Als was wurde theScreener laut dem Textauszug vor 20 Jahren gegründet?
──────── Textauszug
Boitel: Wir müssen unsere Anstrengungen weiter hochhalten, um Investorenwünschen sowie generellen Marktgegebenheiten gerecht zu werden, strategisch wie auch taktisch. Als Lösungsanbieter zählt für uns insbesondere der ständige Dialog mit unseren Investoren. Aber wir haben bereits ein sehr attraktives Angebot, das wir stets verfeinern, mit Innovationen ergänzen und zunehmend auch in einem nachhaltigen Investmentkontext sehen. Insgesamt sind wir auf einem guten Weg.
Riedel: Nur ein bisschen. theScreener wurde vor 20 Jahren als erstes Fintech-Unternehmen der Schweiz gegründet. Unser Erfahrungspool ist deshalb mit zehn Millionen Researchnutzern immens. Die forcierte Weiterentwicklung unserer Produkte ist darum in diesem Jahr etwas mehr als «Business as usual».
Limacher: Im Grunde nicht. Da wir in den letzten 20 Jahren viel Know-how in diesem Gebiet aufgebaut haben, sehen wir dies als «gmahde Wiesn» an, wie mein Münchner Kollege sagen würde. Allerdings erkennen wir auch, dass hier viel Dynamik im Markt ist, weshalb wir uns selbst auch ständig weiterentwickeln - aktuell zum Beispiel mit «Proxy Voting».
Link: Ja, es wird einige Anpassungen geben wie Aktualisierung des Handbuches, des Organisationsreglements und der Arbeitsverträge. Dazu kommt die Suche nach einem externen Compliance-Verantwortlichen. Die Stellvertretung muss gewährleistet sein.
────────────────
──────── Ausgewählte Einträge
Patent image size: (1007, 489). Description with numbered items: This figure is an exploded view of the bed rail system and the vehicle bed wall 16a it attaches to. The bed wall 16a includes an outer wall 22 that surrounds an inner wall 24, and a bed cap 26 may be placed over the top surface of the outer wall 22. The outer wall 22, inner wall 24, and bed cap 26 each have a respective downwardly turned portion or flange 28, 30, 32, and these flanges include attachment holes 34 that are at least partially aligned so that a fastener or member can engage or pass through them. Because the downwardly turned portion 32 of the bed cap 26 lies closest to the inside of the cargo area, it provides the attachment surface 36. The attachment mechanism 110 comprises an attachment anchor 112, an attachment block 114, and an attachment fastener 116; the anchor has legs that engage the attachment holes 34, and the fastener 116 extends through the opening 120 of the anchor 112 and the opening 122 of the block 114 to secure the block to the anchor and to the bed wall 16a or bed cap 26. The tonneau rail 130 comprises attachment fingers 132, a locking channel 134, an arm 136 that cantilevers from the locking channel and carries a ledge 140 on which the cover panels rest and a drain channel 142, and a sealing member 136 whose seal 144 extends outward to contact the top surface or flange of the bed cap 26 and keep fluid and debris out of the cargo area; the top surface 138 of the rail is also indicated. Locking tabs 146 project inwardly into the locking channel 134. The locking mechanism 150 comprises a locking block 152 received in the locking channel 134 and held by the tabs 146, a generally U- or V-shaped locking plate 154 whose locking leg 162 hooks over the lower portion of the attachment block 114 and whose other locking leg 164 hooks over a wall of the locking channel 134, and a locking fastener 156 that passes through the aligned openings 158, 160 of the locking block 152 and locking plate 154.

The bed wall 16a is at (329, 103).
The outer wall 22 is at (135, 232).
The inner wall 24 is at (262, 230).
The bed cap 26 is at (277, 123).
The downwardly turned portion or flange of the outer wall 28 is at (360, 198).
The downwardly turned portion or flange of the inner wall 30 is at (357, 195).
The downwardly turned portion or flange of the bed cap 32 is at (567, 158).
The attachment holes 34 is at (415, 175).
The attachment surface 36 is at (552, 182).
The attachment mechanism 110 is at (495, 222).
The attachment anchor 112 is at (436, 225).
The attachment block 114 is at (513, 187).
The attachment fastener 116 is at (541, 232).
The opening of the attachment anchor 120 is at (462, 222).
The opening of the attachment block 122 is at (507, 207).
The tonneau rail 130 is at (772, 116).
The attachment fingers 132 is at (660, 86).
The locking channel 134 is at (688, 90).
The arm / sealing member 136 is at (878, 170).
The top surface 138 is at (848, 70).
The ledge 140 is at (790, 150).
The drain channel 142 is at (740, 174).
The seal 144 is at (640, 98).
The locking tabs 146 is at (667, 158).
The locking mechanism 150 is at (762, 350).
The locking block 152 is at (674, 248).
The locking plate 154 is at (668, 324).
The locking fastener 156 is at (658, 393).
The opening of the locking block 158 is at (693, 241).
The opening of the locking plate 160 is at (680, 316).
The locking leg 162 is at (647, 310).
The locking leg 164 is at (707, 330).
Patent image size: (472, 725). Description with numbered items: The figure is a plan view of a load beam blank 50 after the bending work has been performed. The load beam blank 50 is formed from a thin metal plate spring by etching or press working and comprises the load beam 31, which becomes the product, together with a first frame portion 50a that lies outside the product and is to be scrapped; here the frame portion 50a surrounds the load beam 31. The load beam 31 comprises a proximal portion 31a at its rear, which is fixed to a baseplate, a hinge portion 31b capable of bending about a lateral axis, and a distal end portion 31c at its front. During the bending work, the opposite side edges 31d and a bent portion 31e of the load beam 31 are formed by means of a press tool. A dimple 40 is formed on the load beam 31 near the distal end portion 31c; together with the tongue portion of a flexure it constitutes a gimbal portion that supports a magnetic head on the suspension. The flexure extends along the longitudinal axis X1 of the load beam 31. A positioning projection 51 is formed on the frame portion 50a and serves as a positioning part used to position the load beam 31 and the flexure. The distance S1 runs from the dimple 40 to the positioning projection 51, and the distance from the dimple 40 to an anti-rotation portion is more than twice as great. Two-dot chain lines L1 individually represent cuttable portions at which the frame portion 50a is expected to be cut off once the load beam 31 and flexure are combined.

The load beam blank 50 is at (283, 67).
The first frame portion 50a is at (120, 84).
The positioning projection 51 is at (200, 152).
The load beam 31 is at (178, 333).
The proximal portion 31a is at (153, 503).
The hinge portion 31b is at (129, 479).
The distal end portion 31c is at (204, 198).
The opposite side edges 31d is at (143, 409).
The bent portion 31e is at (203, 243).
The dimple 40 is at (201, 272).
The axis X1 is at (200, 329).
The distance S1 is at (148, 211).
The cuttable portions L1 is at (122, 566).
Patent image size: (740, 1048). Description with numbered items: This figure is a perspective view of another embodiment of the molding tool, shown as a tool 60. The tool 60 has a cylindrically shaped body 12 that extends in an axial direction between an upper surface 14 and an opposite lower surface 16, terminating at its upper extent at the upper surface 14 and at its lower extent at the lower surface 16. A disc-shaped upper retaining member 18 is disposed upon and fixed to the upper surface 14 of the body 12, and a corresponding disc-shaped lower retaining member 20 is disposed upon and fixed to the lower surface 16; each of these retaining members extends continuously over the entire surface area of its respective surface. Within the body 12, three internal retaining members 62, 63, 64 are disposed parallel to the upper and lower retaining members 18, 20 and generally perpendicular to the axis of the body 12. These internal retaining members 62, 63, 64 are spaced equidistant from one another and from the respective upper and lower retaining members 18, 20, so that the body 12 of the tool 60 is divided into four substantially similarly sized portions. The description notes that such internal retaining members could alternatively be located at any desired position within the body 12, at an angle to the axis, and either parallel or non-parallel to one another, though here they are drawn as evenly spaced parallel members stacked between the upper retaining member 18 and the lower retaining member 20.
────────────────
=== Lösung ===
Als erstes Fintech-Unternehmen der Schweiz.